» **Page text**:
From the New York Times best-selling author of The Emperor's Children, a brilliant new novel: the riveting confession of a woman awakened, transformed, and betrayed by passion and desire for a world beyond her own.

Nora Eldridge, a 37-year-old elementary school teacher in Cambridge, Massachusetts, who long ago abandoned her ambition to be a successful artist, has become the "woman upstairs", a reliable friend and tidy neighbor always on the fringe of others' achievements. Then into her classroom walks Reza Shahid, a child who enchants as if from a fairy tale. He and his parents - dashing Skandar, a Lebanese scholar and professor at the École Normale Supérleure; and Sirena, an effortlessly glamorous Italian artist - have come to Boston for Skandar to take up a fellowship at Harvard. When Reza is attacked by schoolyard bullies who call him a "terrorist" Nora is drawn into the complex world of the Shahid family: She finds herself falling in love with them, separately and together. Nora's happiness explodes her boundaries, until Sirena's careless ambition leads to a shattering betrayal. Told with urgency, intimacy, and piercing emotion, this story of obsession and artistic fulfillment explores the thrill - and the devastating cost - of giving in to one's passions.

» **Stated exercise 1**:
Print the passage of the book description that begins at the words "From the New" and stops after "beyond her own.".

[Stored dataset items]
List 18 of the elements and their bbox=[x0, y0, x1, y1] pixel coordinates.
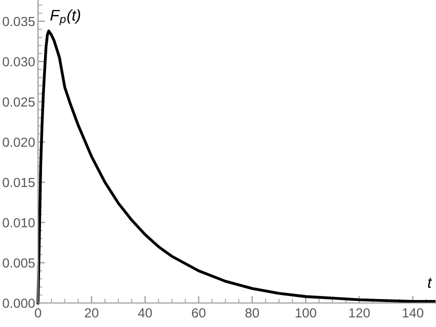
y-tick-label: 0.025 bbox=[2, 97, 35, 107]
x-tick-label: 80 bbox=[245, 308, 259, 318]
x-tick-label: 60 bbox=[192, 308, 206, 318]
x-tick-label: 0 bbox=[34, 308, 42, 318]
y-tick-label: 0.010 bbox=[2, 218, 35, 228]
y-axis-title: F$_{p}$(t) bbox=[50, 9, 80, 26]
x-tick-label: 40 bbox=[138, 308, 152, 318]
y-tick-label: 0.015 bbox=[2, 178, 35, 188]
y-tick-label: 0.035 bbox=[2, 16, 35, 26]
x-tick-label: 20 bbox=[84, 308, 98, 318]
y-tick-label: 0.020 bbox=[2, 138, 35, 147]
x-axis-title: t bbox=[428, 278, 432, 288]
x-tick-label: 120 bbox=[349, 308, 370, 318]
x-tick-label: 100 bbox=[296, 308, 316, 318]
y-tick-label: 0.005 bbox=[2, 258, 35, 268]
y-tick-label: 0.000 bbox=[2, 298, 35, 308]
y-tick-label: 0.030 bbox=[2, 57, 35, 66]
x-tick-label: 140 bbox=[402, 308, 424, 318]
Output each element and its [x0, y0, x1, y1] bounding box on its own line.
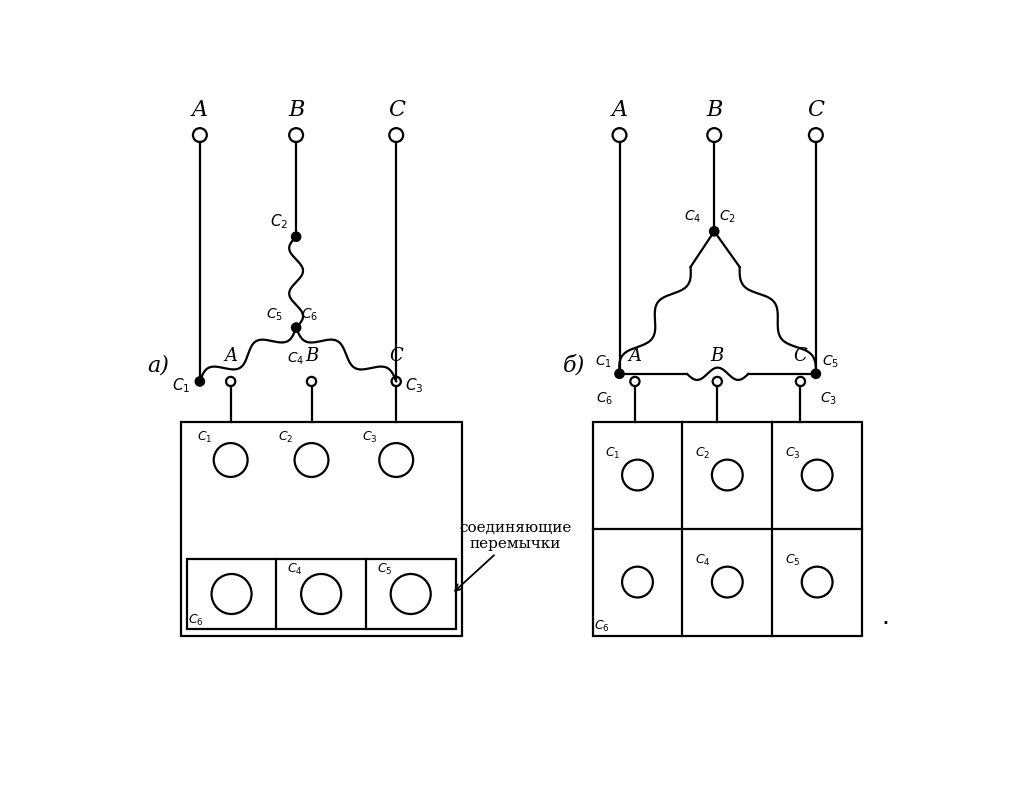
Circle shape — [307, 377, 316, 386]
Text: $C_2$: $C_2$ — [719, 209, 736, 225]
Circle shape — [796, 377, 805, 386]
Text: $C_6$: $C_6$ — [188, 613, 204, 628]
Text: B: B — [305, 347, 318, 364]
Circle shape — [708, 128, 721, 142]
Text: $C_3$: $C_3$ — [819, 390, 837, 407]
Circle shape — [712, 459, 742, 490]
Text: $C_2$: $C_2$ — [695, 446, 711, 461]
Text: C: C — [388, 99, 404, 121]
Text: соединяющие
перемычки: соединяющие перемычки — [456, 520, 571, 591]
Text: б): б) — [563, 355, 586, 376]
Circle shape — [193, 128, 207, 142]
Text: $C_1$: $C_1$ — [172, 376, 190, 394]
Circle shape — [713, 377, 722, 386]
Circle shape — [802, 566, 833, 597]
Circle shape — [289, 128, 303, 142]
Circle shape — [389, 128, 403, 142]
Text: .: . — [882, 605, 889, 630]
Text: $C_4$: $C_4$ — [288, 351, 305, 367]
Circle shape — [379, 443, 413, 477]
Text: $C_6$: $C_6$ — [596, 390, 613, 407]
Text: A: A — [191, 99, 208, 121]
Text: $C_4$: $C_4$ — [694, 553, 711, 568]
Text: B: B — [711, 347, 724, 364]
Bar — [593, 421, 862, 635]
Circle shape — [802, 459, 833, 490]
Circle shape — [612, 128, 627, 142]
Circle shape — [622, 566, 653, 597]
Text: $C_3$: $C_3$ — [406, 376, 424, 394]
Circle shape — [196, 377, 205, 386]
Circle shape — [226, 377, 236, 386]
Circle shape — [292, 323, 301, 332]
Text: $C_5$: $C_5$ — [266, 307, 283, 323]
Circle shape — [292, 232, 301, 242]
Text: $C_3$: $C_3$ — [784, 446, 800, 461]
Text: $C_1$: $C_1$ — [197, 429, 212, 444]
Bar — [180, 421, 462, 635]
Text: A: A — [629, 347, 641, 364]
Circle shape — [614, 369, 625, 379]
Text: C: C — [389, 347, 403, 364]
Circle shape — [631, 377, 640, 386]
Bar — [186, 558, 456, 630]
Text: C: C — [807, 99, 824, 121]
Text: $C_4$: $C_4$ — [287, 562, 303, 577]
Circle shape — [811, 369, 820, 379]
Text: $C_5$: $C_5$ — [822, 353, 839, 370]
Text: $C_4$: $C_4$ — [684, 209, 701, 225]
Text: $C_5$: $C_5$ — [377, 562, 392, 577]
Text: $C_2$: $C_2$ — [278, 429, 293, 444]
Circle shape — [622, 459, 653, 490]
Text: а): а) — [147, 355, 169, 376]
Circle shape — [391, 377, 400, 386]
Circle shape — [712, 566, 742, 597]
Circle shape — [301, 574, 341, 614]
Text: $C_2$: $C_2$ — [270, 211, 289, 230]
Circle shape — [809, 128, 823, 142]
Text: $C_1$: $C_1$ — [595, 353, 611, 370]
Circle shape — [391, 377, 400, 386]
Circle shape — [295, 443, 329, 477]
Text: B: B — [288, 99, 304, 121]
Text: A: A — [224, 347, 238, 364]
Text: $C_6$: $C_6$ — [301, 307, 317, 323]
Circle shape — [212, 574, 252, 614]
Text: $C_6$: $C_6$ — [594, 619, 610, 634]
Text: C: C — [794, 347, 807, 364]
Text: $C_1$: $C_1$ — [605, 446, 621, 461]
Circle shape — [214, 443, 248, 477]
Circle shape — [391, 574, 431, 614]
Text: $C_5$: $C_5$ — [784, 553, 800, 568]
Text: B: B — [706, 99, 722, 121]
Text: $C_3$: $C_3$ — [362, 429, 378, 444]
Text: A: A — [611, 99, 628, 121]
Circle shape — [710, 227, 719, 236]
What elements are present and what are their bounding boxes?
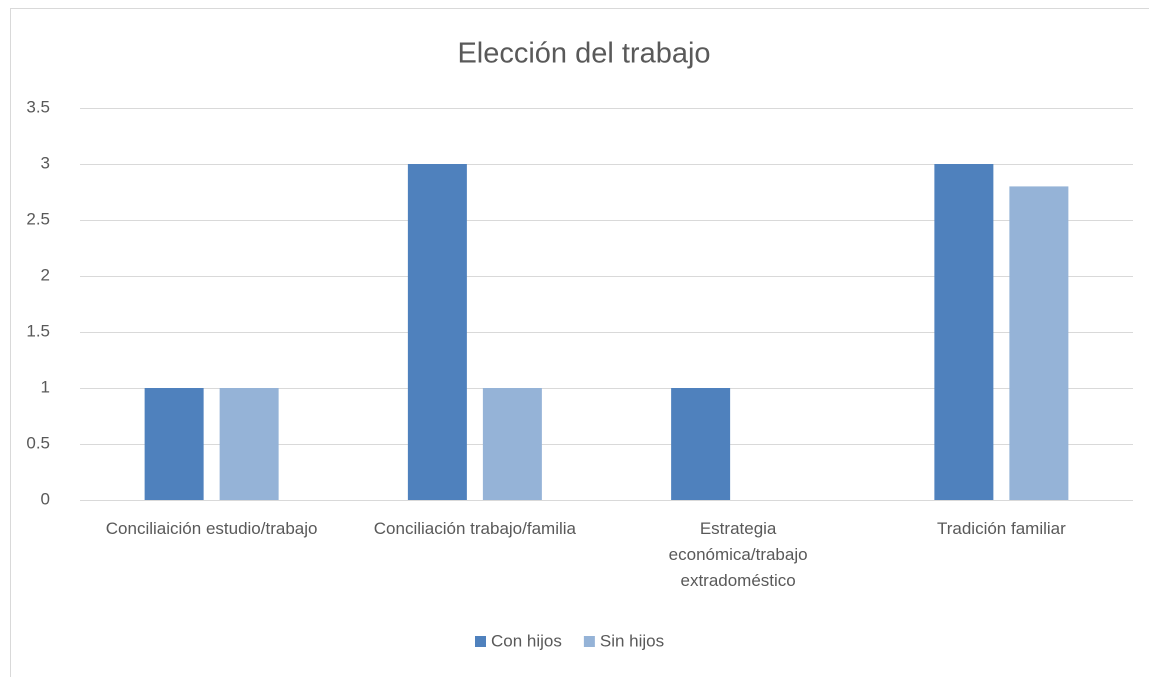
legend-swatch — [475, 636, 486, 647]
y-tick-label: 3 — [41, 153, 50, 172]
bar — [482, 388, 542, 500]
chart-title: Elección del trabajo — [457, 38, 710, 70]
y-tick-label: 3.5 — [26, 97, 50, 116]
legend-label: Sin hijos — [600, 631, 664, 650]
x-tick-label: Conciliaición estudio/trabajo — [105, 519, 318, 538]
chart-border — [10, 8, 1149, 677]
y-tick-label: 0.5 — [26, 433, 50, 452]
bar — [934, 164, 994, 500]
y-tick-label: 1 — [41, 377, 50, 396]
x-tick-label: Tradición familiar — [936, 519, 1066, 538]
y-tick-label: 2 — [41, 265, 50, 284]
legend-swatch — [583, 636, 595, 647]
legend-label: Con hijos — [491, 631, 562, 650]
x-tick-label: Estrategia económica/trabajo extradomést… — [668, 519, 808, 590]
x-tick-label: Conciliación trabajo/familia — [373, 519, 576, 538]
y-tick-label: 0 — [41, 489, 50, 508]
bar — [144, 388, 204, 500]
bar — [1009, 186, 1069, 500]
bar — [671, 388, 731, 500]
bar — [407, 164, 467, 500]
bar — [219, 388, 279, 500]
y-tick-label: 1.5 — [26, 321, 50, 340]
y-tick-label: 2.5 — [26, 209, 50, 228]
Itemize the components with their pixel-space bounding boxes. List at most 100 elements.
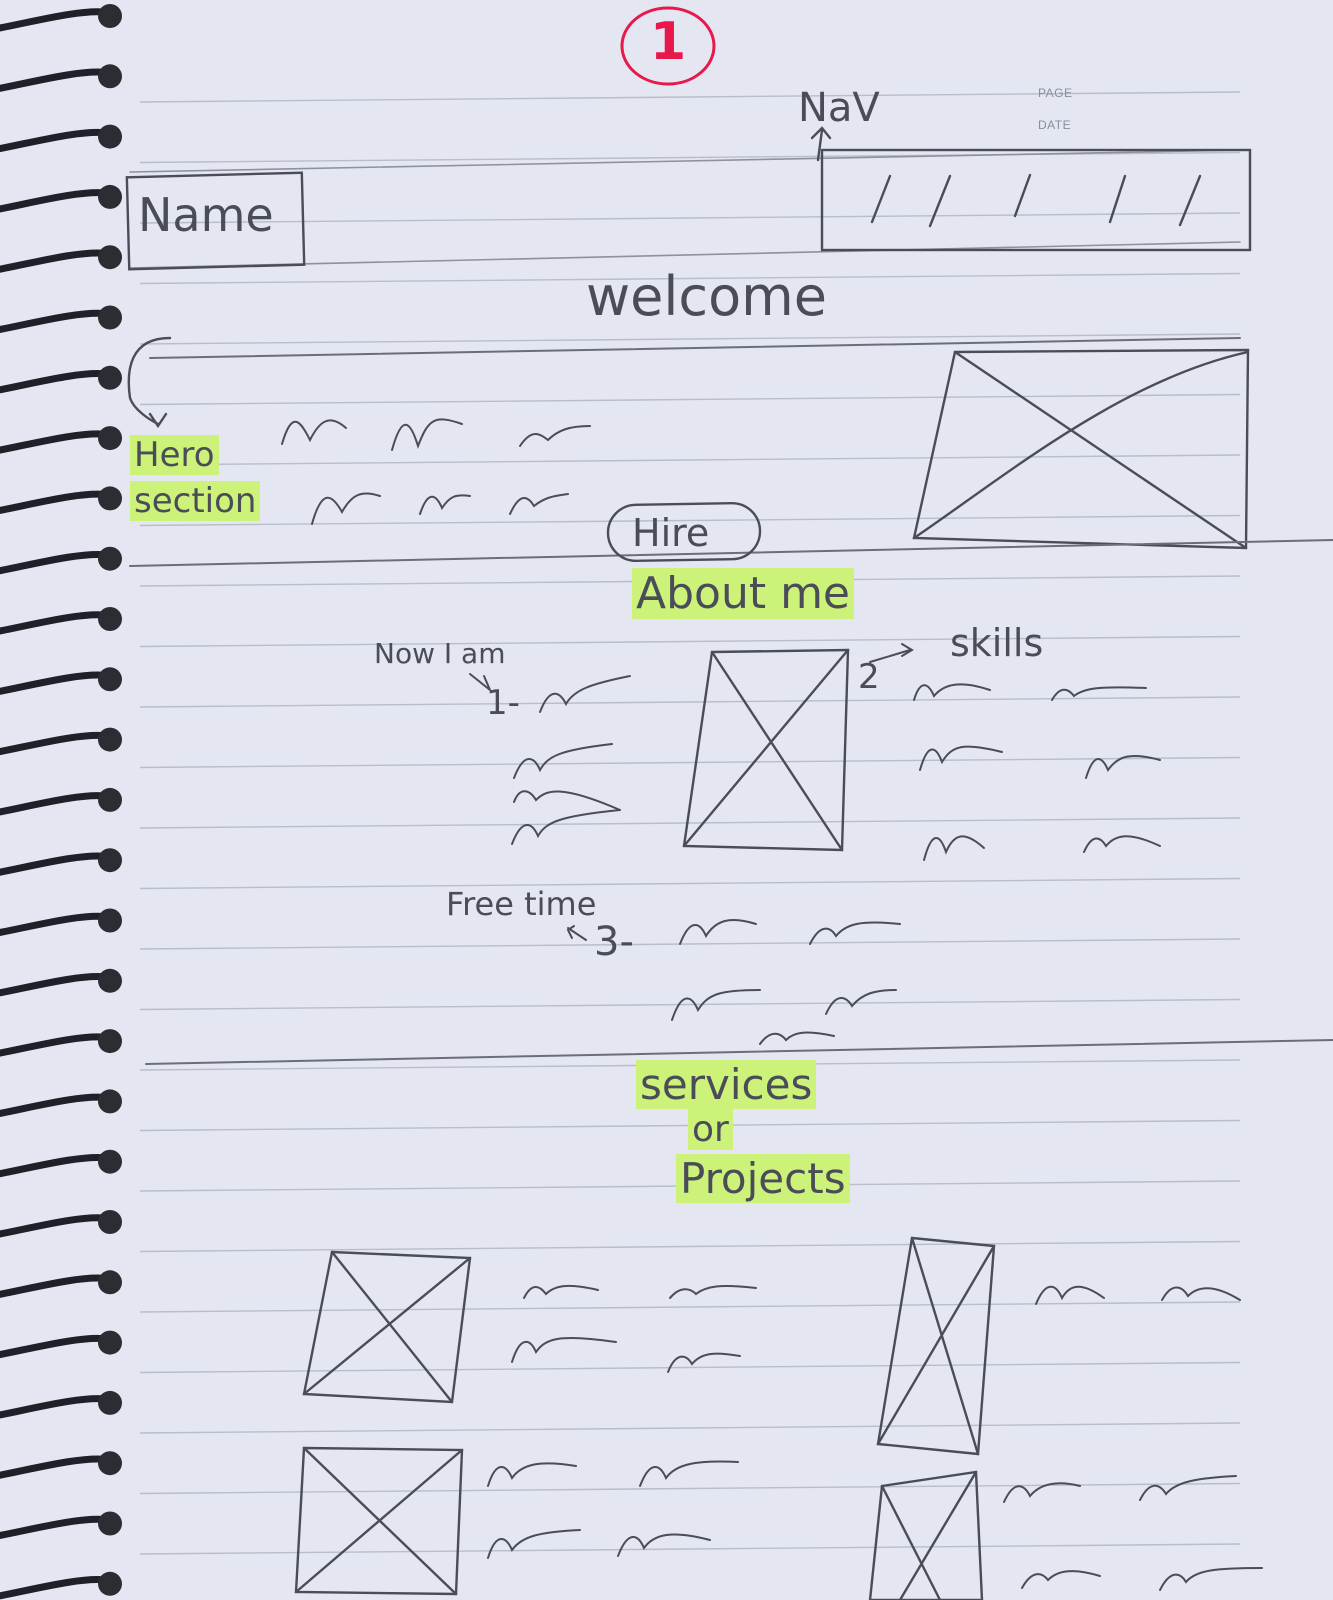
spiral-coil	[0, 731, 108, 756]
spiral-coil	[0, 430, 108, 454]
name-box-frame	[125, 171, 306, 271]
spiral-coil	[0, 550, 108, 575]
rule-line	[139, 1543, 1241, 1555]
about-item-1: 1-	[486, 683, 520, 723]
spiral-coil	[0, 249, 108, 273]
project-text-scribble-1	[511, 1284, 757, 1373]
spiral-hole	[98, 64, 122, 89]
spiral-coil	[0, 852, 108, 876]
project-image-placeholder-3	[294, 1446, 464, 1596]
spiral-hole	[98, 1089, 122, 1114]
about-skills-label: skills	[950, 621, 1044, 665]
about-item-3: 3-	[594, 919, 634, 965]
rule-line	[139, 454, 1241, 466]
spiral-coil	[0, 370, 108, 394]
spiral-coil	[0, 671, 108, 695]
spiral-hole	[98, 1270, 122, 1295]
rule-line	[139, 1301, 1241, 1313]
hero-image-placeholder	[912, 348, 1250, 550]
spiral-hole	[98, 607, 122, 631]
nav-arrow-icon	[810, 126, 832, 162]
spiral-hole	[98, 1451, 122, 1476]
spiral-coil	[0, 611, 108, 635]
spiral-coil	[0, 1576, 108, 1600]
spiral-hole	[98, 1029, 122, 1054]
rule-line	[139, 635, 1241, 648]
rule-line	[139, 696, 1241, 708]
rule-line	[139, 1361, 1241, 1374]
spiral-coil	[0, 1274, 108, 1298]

» **Stated exercise 2**:
Edit the rows from the line that has "legend-swatch — [475, 636, 486, 647]" through the line that has "bar — [144, 388, 204, 500]", changing "y-tick-label" to "y-axis-tick" and leaving everything else as it is. Return only those lines.

» **Response 1**:
From the New York Times best-selling author of The Emperor's Children, a brilliant new novel: the riveting confession of a woman awakened, transformed, and betrayed by passion and desire for a world beyond her own.

» **Response 2**:
legend-swatch — [475, 636, 486, 647]
y-axis-tick: 3 — [41, 153, 50, 172]
bar — [482, 388, 542, 500]
chart-title: Elección del trabajo — [457, 38, 710, 70]
y-axis-tick: 3.5 — [26, 97, 50, 116]
legend-label: Sin hijos — [600, 631, 664, 650]
x-tick-label: Conciliaición estudio/trabajo — [105, 519, 318, 538]
chart-border — [10, 8, 1149, 677]
y-axis-tick: 0.5 — [26, 433, 50, 452]
bar — [934, 164, 994, 500]
y-axis-tick: 1 — [41, 377, 50, 396]
x-tick-label: Tradición familiar — [936, 519, 1066, 538]
y-axis-tick: 2 — [41, 265, 50, 284]
legend-swatch — [583, 636, 595, 647]
legend-label: Con hijos — [491, 631, 562, 650]
x-tick-label: Estrategia económica/trabajo extradomést… — [668, 519, 808, 590]
x-tick-label: Conciliación trabajo/familia — [373, 519, 576, 538]
y-axis-tick: 0 — [41, 489, 50, 508]
bar — [144, 388, 204, 500]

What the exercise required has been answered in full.